(Part of a data file)
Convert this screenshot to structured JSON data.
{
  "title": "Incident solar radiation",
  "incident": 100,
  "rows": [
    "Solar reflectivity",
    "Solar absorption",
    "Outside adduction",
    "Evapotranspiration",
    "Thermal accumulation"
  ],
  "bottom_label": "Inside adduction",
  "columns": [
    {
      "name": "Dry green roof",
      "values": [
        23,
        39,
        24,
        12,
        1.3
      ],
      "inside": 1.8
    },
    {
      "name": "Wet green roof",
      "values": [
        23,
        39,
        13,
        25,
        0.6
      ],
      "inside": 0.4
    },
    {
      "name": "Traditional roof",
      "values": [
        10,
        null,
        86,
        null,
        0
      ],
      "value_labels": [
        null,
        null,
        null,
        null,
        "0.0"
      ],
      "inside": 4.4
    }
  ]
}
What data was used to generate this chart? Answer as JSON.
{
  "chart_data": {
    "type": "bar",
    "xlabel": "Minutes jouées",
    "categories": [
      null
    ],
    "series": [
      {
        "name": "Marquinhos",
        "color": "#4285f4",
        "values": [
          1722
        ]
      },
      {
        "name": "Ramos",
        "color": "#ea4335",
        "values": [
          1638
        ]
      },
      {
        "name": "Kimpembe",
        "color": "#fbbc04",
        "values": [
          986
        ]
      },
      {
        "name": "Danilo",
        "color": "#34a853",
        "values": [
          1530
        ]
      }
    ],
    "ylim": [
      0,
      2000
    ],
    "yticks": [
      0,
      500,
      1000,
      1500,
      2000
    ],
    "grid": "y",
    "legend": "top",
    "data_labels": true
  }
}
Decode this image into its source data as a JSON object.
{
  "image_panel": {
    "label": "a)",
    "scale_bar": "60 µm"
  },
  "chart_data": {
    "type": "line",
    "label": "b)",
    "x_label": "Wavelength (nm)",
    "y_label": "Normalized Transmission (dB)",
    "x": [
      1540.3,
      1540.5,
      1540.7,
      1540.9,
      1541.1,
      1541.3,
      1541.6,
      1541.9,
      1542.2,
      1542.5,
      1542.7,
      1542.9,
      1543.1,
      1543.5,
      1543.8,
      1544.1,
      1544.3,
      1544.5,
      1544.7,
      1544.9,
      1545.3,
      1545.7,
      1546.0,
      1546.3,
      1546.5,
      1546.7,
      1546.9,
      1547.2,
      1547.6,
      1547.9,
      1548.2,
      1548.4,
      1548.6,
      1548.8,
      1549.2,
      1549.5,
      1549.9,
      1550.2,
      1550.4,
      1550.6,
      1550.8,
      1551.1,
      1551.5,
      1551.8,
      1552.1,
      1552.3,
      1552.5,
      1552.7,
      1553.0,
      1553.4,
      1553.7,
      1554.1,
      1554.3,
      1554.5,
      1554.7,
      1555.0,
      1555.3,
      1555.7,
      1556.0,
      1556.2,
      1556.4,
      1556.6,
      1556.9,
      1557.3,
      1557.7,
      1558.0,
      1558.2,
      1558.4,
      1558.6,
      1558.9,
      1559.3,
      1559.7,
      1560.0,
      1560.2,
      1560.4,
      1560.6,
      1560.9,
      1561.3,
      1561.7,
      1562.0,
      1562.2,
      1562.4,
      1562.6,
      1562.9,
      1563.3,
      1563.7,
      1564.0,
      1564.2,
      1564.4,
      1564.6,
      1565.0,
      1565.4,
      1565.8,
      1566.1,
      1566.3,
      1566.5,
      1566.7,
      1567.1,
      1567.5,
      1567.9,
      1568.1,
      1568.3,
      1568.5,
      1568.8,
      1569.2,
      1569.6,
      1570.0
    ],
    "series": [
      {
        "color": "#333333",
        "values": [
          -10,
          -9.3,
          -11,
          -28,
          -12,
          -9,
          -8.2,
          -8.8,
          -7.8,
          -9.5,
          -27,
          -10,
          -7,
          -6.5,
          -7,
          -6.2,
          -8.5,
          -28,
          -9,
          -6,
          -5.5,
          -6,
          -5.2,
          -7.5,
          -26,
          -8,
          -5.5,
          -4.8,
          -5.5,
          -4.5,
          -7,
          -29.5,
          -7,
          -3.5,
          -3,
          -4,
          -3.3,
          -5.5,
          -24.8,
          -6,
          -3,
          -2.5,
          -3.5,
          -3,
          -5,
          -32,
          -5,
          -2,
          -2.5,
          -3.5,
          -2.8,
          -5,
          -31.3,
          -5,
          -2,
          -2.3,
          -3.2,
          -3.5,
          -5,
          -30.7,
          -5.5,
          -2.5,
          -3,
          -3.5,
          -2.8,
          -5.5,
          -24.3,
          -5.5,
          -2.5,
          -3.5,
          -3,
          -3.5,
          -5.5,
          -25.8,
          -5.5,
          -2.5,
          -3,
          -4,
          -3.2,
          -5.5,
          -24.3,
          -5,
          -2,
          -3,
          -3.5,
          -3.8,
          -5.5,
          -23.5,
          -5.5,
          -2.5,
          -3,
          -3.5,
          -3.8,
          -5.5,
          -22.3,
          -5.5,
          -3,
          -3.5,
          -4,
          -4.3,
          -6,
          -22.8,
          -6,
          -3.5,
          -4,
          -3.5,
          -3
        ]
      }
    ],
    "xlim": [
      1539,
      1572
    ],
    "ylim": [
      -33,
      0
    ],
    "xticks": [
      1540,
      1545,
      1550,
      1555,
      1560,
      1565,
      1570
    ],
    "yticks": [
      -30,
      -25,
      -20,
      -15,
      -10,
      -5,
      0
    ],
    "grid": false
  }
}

(YOUR TASK) Report every line containing the word "color" from the listing above.

(WRITTEN RESPONSE)
        "color": "#4285f4",
        "color": "#ea4335",
        "color": "#fbbc04",
        "color": "#34a853",
        "color": "#333333",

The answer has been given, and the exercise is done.